◆ What you should do: Return every record exactly as written.

+-------+

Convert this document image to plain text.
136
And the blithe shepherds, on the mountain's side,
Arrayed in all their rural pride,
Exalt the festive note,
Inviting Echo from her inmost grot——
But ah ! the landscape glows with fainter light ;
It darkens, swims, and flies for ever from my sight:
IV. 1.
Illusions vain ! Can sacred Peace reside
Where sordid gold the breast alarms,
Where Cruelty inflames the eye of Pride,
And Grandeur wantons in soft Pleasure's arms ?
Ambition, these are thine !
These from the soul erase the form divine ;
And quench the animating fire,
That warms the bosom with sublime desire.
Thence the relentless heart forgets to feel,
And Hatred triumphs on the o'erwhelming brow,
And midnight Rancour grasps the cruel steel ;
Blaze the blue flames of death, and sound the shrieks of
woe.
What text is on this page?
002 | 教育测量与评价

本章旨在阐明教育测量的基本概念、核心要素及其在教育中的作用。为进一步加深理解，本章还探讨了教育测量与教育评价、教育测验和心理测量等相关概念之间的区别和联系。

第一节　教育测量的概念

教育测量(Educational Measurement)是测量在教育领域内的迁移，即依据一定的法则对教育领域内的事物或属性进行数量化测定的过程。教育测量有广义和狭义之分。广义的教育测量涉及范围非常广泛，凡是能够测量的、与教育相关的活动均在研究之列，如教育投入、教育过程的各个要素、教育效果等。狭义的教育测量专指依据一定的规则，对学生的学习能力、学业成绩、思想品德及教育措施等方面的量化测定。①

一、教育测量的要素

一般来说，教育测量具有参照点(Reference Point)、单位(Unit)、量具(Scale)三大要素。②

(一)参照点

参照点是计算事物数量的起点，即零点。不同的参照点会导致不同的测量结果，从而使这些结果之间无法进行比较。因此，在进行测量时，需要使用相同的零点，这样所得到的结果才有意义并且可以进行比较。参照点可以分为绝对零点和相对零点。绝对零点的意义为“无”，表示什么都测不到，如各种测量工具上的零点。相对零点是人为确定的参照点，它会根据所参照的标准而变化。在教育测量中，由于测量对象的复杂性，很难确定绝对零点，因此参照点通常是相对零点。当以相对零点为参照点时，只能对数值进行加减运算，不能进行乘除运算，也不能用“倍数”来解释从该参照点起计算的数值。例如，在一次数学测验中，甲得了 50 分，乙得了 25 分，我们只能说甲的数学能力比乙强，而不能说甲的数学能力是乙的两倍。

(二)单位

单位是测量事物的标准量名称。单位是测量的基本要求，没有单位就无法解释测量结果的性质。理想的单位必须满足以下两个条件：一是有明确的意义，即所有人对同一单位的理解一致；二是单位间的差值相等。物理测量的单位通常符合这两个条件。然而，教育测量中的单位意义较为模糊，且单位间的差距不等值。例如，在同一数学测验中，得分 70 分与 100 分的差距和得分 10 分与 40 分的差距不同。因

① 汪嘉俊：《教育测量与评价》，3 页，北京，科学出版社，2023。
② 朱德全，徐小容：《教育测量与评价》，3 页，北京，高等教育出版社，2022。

+-------+

◆ Solution to the problem:
Convert this document image to plain text.
136
And the blithe shepherds, on the mountain's side,
Arrayed in all their rural pride,
Exalt the festive note,
Inviting Echo from her inmost grot——
But ah ! the landscape glows with fainter light ;
It darkens, swims, and flies for ever from my sight:
IV. 1.
Illusions vain ! Can sacred Peace reside
Where sordid gold the breast alarms,
Where Cruelty inflames the eye of Pride,
And Grandeur wantons in soft Pleasure's arms ?
Ambition, these are thine !
These from the soul erase the form divine ;
And quench the animating fire,
That warms the bosom with sublime desire.
Thence the relentless heart forgets to feel,
And Hatred triumphs on the o'erwhelming brow,
And midnight Rancour grasps the cruel steel ;
Blaze the blue flames of death, and sound the shrieks of
woe.
What text is on this page?
002 | 教育测量与评价

本章旨在阐明教育测量的基本概念、核心要素及其在教育中的作用。为进一步加深理解，本章还探讨了教育测量与教育评价、教育测验和心理测量等相关概念之间的区别和联系。

第一节　教育测量的概念

教育测量(Educational Measurement)是测量在教育领域内的迁移，即依据一定的法则对教育领域内的事物或属性进行数量化测定的过程。教育测量有广义和狭义之分。广义的教育测量涉及范围非常广泛，凡是能够测量的、与教育相关的活动均在研究之列，如教育投入、教育过程的各个要素、教育效果等。狭义的教育测量专指依据一定的规则，对学生的学习能力、学业成绩、思想品德及教育措施等方面的量化测定。①

一、教育测量的要素

一般来说，教育测量具有参照点(Reference Point)、单位(Unit)、量具(Scale)三大要素。②

(一)参照点

参照点是计算事物数量的起点，即零点。不同的参照点会导致不同的测量结果，从而使这些结果之间无法进行比较。因此，在进行测量时，需要使用相同的零点，这样所得到的结果才有意义并且可以进行比较。参照点可以分为绝对零点和相对零点。绝对零点的意义为“无”，表示什么都测不到，如各种测量工具上的零点。相对零点是人为确定的参照点，它会根据所参照的标准而变化。在教育测量中，由于测量对象的复杂性，很难确定绝对零点，因此参照点通常是相对零点。当以相对零点为参照点时，只能对数值进行加减运算，不能进行乘除运算，也不能用“倍数”来解释从该参照点起计算的数值。例如，在一次数学测验中，甲得了 50 分，乙得了 25 分，我们只能说甲的数学能力比乙强，而不能说甲的数学能力是乙的两倍。

(二)单位

单位是测量事物的标准量名称。单位是测量的基本要求，没有单位就无法解释测量结果的性质。理想的单位必须满足以下两个条件：一是有明确的意义，即所有人对同一单位的理解一致；二是单位间的差值相等。物理测量的单位通常符合这两个条件。然而，教育测量中的单位意义较为模糊，且单位间的差距不等值。例如，在同一数学测验中，得分 70 分与 100 分的差距和得分 10 分与 40 分的差距不同。因

① 汪嘉俊：《教育测量与评价》，3 页，北京，科学出版社，2023。
② 朱德全，徐小容：《教育测量与评价》，3 页，北京，高等教育出版社，2022。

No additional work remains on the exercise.